● **Problem to work on**
Write the count of lines that contain the word "Scout" and nothing else.

(Saved data entries)
=-=-=

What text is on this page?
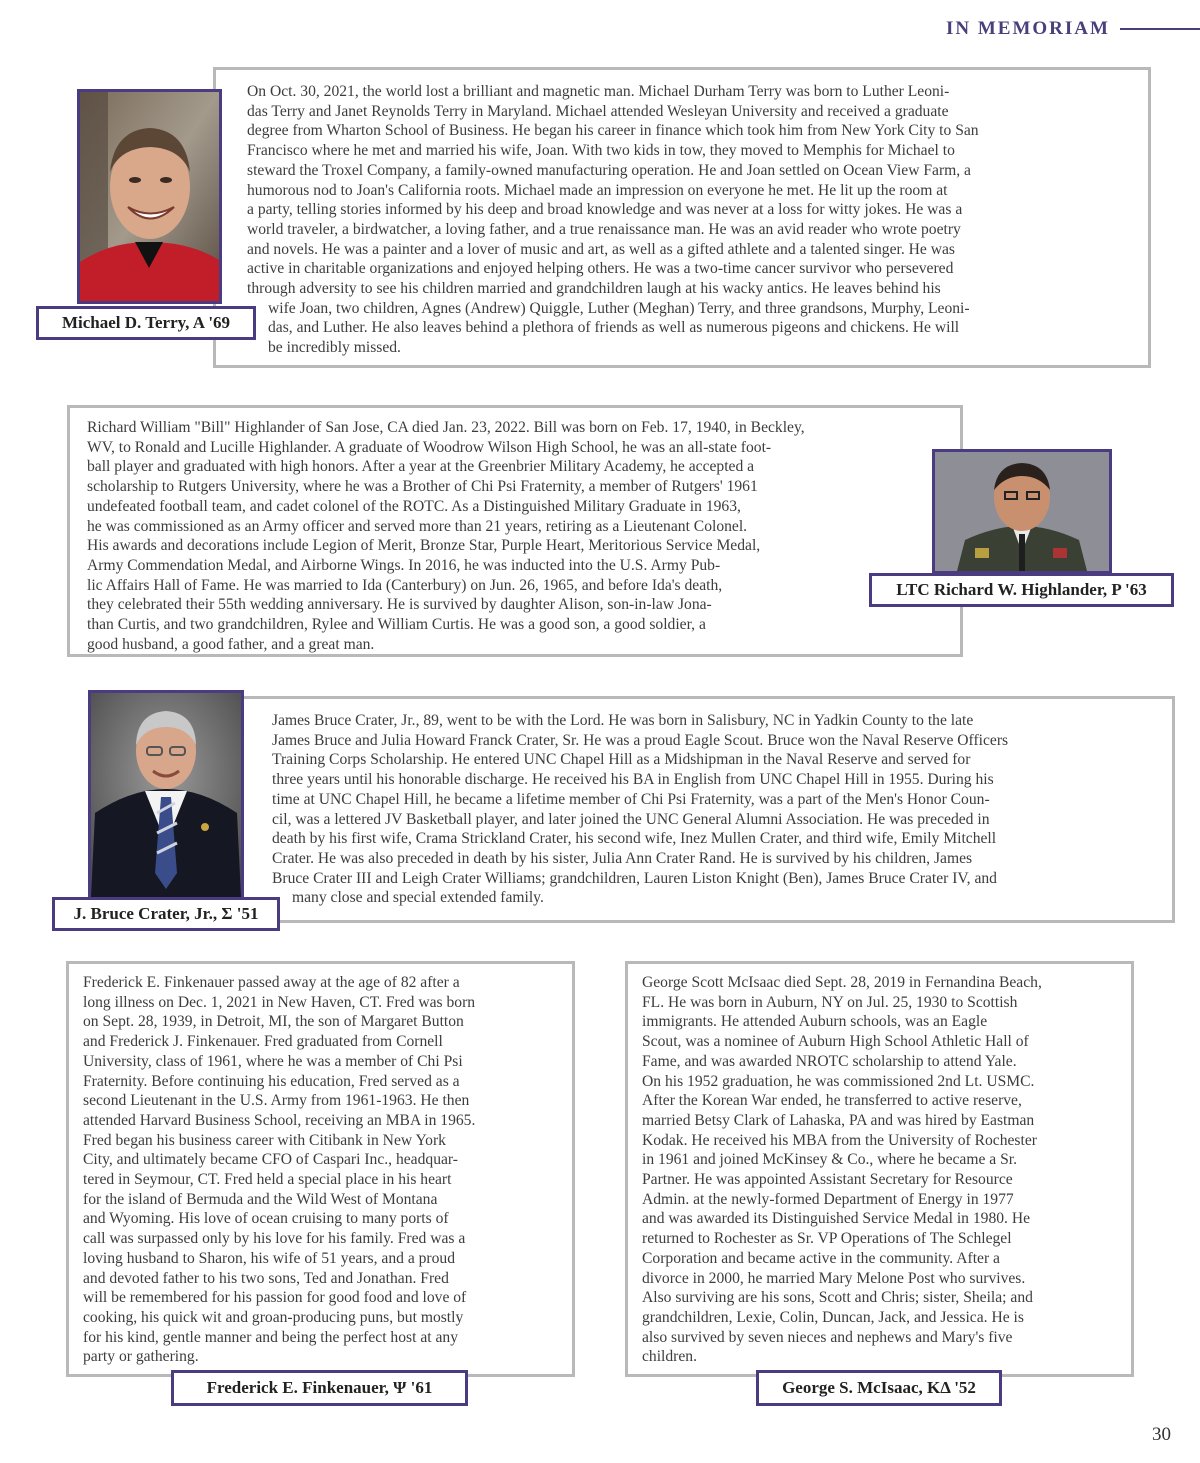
IN MEMORIAM

On Oct. 30, 2021, the world lost a brilliant and magnetic man. Michael Durham Terry was born to Luther Leoni-
das Terry and Janet Reynolds Terry in Maryland. Michael attended Wesleyan University and received a graduate
degree from Wharton School of Business. He began his career in finance which took him from New York City to San
Francisco where he met and married his wife, Joan. With two kids in tow, they moved to Memphis for Michael to
steward the Troxel Company, a family-owned manufacturing operation. He and Joan settled on Ocean View Farm, a
humorous nod to Joan's California roots. Michael made an impression on everyone he met. He lit up the room at
a party, telling stories informed by his deep and broad knowledge and was never at a loss for witty jokes. He was a
world traveler, a birdwatcher, a loving father, and a true renaissance man. He was an avid reader who wrote poetry
and novels. He was a painter and a lover of music and art, as well as a gifted athlete and a talented singer. He was
active in charitable organizations and enjoyed helping others. He was a two-time cancer survivor who persevered
through adversity to see his children married and grandchildren laugh at his wacky antics. He leaves behind his

wife Joan, two children, Agnes (Andrew) Quiggle, Luther (Meghan) Terry, and three grandsons, Murphy, Leoni-
das, and Luther. He also leaves behind a plethora of friends as well as numerous pigeons and chickens. He will
be incredibly missed.

Michael D. Terry, A '69

Richard William "Bill" Highlander of San Jose, CA died Jan. 23, 2022. Bill was born on Feb. 17, 1940, in Beckley,
WV, to Ronald and Lucille Highlander. A graduate of Woodrow Wilson High School, he was an all-state foot-
ball player and graduated with high honors. After a year at the Greenbrier Military Academy, he accepted a
scholarship to Rutgers University, where he was a Brother of Chi Psi Fraternity, a member of Rutgers' 1961
undefeated football team, and cadet colonel of the ROTC. As a Distinguished Military Graduate in 1963,
he was commissioned as an Army officer and served more than 21 years, retiring as a Lieutenant Colonel.
His awards and decorations include Legion of Merit, Bronze Star, Purple Heart, Meritorious Service Medal,
Army Commendation Medal, and Airborne Wings. In 2016, he was inducted into the U.S. Army Pub-
lic Affairs Hall of Fame. He was married to Ida (Canterbury) on Jun. 26, 1965, and before Ida's death,
they celebrated their 55th wedding anniversary. He is survived by daughter Alison, son-in-law Jona-
than Curtis, and two grandchildren, Rylee and William Curtis. He was a good son, a good soldier, a
good husband, a good father, and a great man.

LTC Richard W. Highlander, P '63

James Bruce Crater, Jr., 89, went to be with the Lord. He was born in Salisbury, NC in Yadkin County to the late
James Bruce and Julia Howard Franck Crater, Sr. He was a proud Eagle Scout. Bruce won the Naval Reserve Officers
Training Corps Scholarship. He entered UNC Chapel Hill as a Midshipman in the Naval Reserve and served for
three years until his honorable discharge. He received his BA in English from UNC Chapel Hill in 1955. During his
time at UNC Chapel Hill, he became a lifetime member of Chi Psi Fraternity, was a part of the Men's Honor Coun-
cil, was a lettered JV Basketball player, and later joined the UNC General Alumni Association. He was preceded in
death by his first wife, Crama Strickland Crater, his second wife, Inez Mullen Crater, and third wife, Emily Mitchell
Crater. He was also preceded in death by his sister, Julia Ann Crater Rand. He is survived by his children, James
Bruce Crater III and Leigh Crater Williams; grandchildren, Lauren Liston Knight (Ben), James Bruce Crater IV, and

many close and special extended family.

J. Bruce Crater, Jr., Σ '51

Frederick E. Finkenauer passed away at the age of 82 after a
long illness on Dec. 1, 2021 in New Haven, CT. Fred was born
on Sept. 28, 1939, in Detroit, MI, the son of Margaret Button
and Frederick J. Finkenauer. Fred graduated from Cornell
University, class of 1961, where he was a member of Chi Psi
Fraternity. Before continuing his education, Fred served as a
second Lieutenant in the U.S. Army from 1961-1963. He then
attended Harvard Business School, receiving an MBA in 1965.
Fred began his business career with Citibank in New York
City, and ultimately became CFO of Caspari Inc., headquar-
tered in Seymour, CT. Fred held a special place in his heart
for the island of Bermuda and the Wild West of Montana
and Wyoming. His love of ocean cruising to many ports of
call was surpassed only by his love for his family. Fred was a
loving husband to Sharon, his wife of 51 years, and a proud
and devoted father to his two sons, Ted and Jonathan. Fred
will be remembered for his passion for good food and love of
cooking, his quick wit and groan-producing puns, but mostly
for his kind, gentle manner and being the perfect host at any
party or gathering.

Frederick E. Finkenauer, Ψ '61

George Scott McIsaac died Sept. 28, 2019 in Fernandina Beach,
FL. He was born in Auburn, NY on Jul. 25, 1930 to Scottish
immigrants. He attended Auburn schools, was an Eagle
Scout, was a nominee of Auburn High School Athletic Hall of
Fame, and was awarded NROTC scholarship to attend Yale.
On his 1952 graduation, he was commissioned 2nd Lt. USMC.
After the Korean War ended, he transferred to active reserve,
married Betsy Clark of Lahaska, PA and was hired by Eastman
Kodak. He received his MBA from the University of Rochester
in 1961 and joined McKinsey & Co., where he became a Sr.
Partner. He was appointed Assistant Secretary for Resource
Admin. at the newly-formed Department of Energy in 1977
and was awarded its Distinguished Service Medal in 1980. He
returned to Rochester as Sr. VP Operations of The Schlegel
Corporation and became active in the community. After a
divorce in 2000, he married Mary Melone Post who survives.
Also surviving are his sons, Scott and Chris; sister, Sheila; and
grandchildren, Lexie, Colin, Duncan, Jack, and Jessica. He is
also survived by seven nieces and nephews and Mary's five
children.

George S. McIsaac, KΔ '52
30
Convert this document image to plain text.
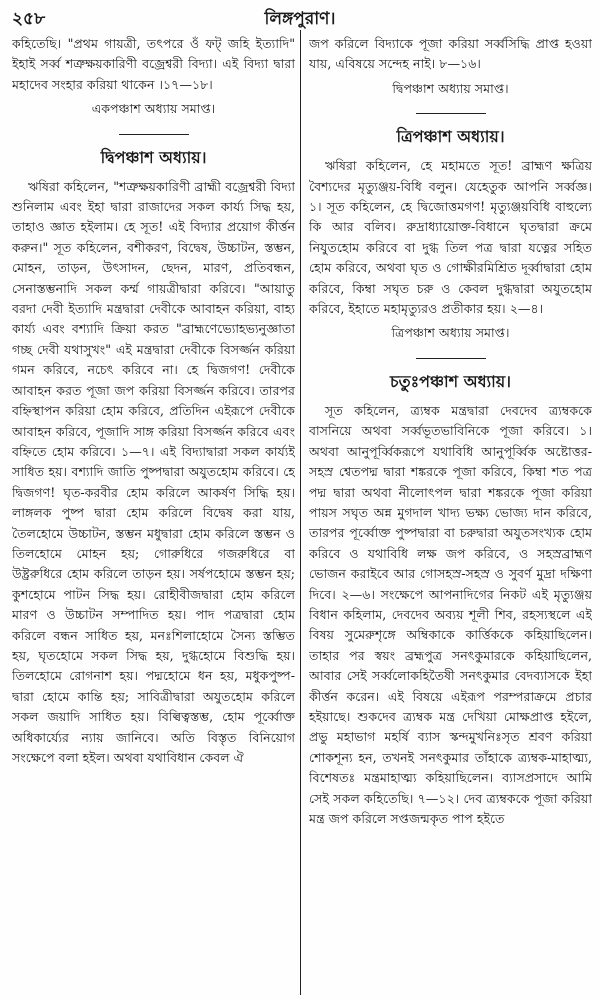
২৫৮	লিঙ্গপুরাণ।

কহিতেছি। "প্রথম গায়ত্রী, তৎপরে ওঁ ফট্ জহি ইত্যাদি" ইহাই সর্ব্ব শত্রুক্ষয়কারিণী বজ্রেশ্বরী বিদ্যা। এই বিদ্যা দ্বারা মহাদেব সংহার করিয়া থাকেন ।১৭—১৮।

একপঞ্চাশ অধ্যায় সমাপ্ত।

দ্বিপঞ্চাশ অধ্যায়।

ঋষিরা কহিলেন, "শত্রুক্ষয়কারিণী ব্রাহ্মী বজ্রেশ্বরী বিদ্যা শুনিলাম এবং ইহা দ্বারা রাজাদের সকল কার্য্য সিদ্ধ হয়, তাহাও জ্ঞাত হইলাম। হে সূত! এই বিদ্যার প্রয়োগ কীর্ত্তন করুন।" সূত কহিলেন, বশীকরণ, বিদ্বেষ, উচ্চাটন, স্তম্ভন, মোহন, তাড়ন, উৎসাদন, ছেদন, মারণ, প্রতিবন্ধন, সেনাস্তম্ভনাদি সকল কর্ম্ম গায়ত্রীদ্বারা করিবে। "আয়াতু বরদা দেবী ইত্যাদি মন্ত্রদ্বারা দেবীকে আবাহন করিয়া, বাহ্য কার্য্য এবং বশ্যাদি ক্রিয়া করত "ব্রাহ্মণেভ্যোহভ্যনুজ্ঞাতা গচ্ছ দেবী যথাসুখং" এই মন্ত্রদ্বারা দেবীকে বিসর্জ্জন করিয়া গমন করিবে, নচেৎ করিবে না। হে দ্বিজগণ! দেবীকে আবাহন করত পূজা জপ করিয়া বিসর্জ্জন করিবে। তারপর বহ্নিস্থাপন করিয়া হোম করিবে, প্রতিদিন এইরূপে দেবীকে আবাহন করিবে, পূজাদি সাঙ্গ করিয়া বিসর্জ্জন করিবে এবং বহ্নিতে হোম করিবে। ১—৭। এই বিদ্যাদ্বারা সকল কার্য্যই সাধিত হয়। বশ্যাদি জাতি পুষ্পদ্বারা অযুতহোম করিবে। হে দ্বিজগণ! ঘৃত-করবীর হোম করিলে আকর্ষণ সিদ্ধি হয়। লাঙ্গলক পুষ্প দ্বারা হোম করিলে বিদ্বেষ করা যায়, তৈলহোমে উচ্চাটন, স্তম্ভন মধুদ্বারা হোম করিলে স্তম্ভন ও তিলহোমে মোহন হয়; গোরুধিরে গজরুধিরে বা উষ্ট্ররুধিরে হোম করিলে তাড়ন হয়। সর্ষপহোমে স্তম্ভন হয়; কুশহোমে পাটন সিদ্ধ হয়। রোহীবীজদ্বারা হোম করিলে মারণ ও উচ্চাটন সম্পাদিত হয়। পাদ পত্রদ্বারা হোম করিলে বন্ধন সাধিত হয়, মনঃশিলাহোমে সৈন্য স্তম্ভিত হয়, ঘৃতহোমে সকল সিদ্ধ হয়, দুগ্ধহোমে বিশুদ্ধি হয়। তিলহোমে রোগনাশ হয়। পদ্মহোমে ধন হয়, মধুকপুষ্প-দ্বারা হোমে কান্তি হয়; সাবিত্রীদ্বারা অযুতহোম করিলে সকল জয়াদি সাধিত হয়। বিল্বিত্বস্তম্ভ, হোম পূর্ব্বোক্ত অধিকার্য্যের ন্যায় জানিবে। অতি বিস্তৃত বিনিয়োগ সংক্ষেপে বলা হইল। অথবা যথাবিধান কেবল ঐ

জপ করিলে বিদ্যাকে পূজা করিয়া সর্ব্বসিদ্ধি প্রাপ্ত হওয়া যায়, এবিষয়ে সন্দেহ নাই। ৮—১৬।

দ্বিপঞ্চাশ অধ্যায় সমাপ্ত।

ত্রিপঞ্চাশ অধ্যায়।

ঋষিরা কহিলেন, হে মহামতে সূত! ব্রাহ্মণ ক্ষত্রিয় বৈশ্যদের মৃত্যুঞ্জয়-বিধি বলুন। যেহেতুক আপনি সর্ব্বজ্ঞ। ১। সূত কহিলেন, হে দ্বিজোত্তমগণ! মৃত্যুঞ্জয়বিধি বাহুল্যে কি আর বলিব। রুদ্রাধ্যায়োক্ত-বিধানে ঘৃতদ্বারা ক্রমে নিযুতহোম করিবে বা দুগ্ধ তিল পত্র দ্বারা যত্নের সহিত হোম করিবে, অথবা ঘৃত ও গোক্ষীরমিশ্রিত দূর্ব্বাদ্বারা হোম করিবে, কিম্বা সঘৃত চরু ও কেবল দুগ্ধদ্বারা অযুতহোম করিবে, ইহাতে মহামৃত্যুরও প্রতীকার হয়। ২—৪।

ত্রিপঞ্চাশ অধ্যায় সমাপ্ত।

চতুঃপঞ্চাশ অধ্যায়।

সূত কহিলেন, ত্র্যম্বক মন্ত্রদ্বারা দেবদেব ত্র্যম্বককে বাসনিয়ে অথবা সর্ব্বভূতভাবিনিকে পূজা করিবে। ১। অথবা আনুপূর্ব্বিকরূপে যথাবিধি আনুপূর্ব্বিক অষ্টোত্তর-সহস্র শ্বেতপদ্ম দ্বারা শঙ্করকে পূজা করিবে, কিম্বা শত পত্র পদ্ম দ্বারা অথবা নীলোৎপল দ্বারা শঙ্করকে পূজা করিয়া পায়স সঘৃত অন্ন মুগদাল খাদ্য ভক্ষ্য ভোজ্য দান করিবে, তারপর পূর্ব্বোক্ত পুষ্পদ্বারা বা চরুদ্বারা অযুতসংখ্যক হোম করিবে ও যথাবিধি লক্ষ জপ করিবে, ও সহস্রব্রাহ্মণ ভোজন করাইবে আর গোসহস্র-সহস্র ও সুবর্ণ মুদ্রা দক্ষিণা দিবে। ২—৬। সংক্ষেপে আপনাদিগের নিকট এই মৃত্যুঞ্জয় বিধান কহিলাম, দেবদেব অব্যয় শূলী শিব, রহস্যস্থলে এই বিষয় সুমেরুশৃঙ্গে অম্বিকাকে কার্ত্তিককে কহিয়াছিলেন। তাহার পর স্বয়ং ব্রহ্মপুত্র সনৎকুমারকে কহিয়াছিলেন, আবার সেই সর্ব্বলোকহিতৈষী সনৎকুমার বেদব্যাসকে ইহা কীর্ত্তন করেন। এই বিষয়ে এইরূপ পরম্পরাক্রমে প্রচার হইয়াছে। শুকদেব ত্র্যম্বক মন্ত্র দেখিয়া মোক্ষপ্রাপ্ত হইলে, প্রভু মহাভাগ মহর্ষি ব্যাস স্কন্দমুখনিঃসৃত শ্রবণ করিয়া শোকশূন্য হন, তখনই সনৎকুমার তাঁহাকে ত্র্যম্বক-মাহাত্ম্য, বিশেষতঃ মন্ত্রমাহাত্ম্য কহিয়াছিলেন। ব্যাসপ্রসাদে আমি সেই সকল কহিতেছি। ৭—১২। দেব ত্র্যম্বককে পূজা করিয়া মন্ত্র জপ করিলে সপ্তজন্মকৃত পাপ হইতে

=-=-=

● **Solved exercise**
2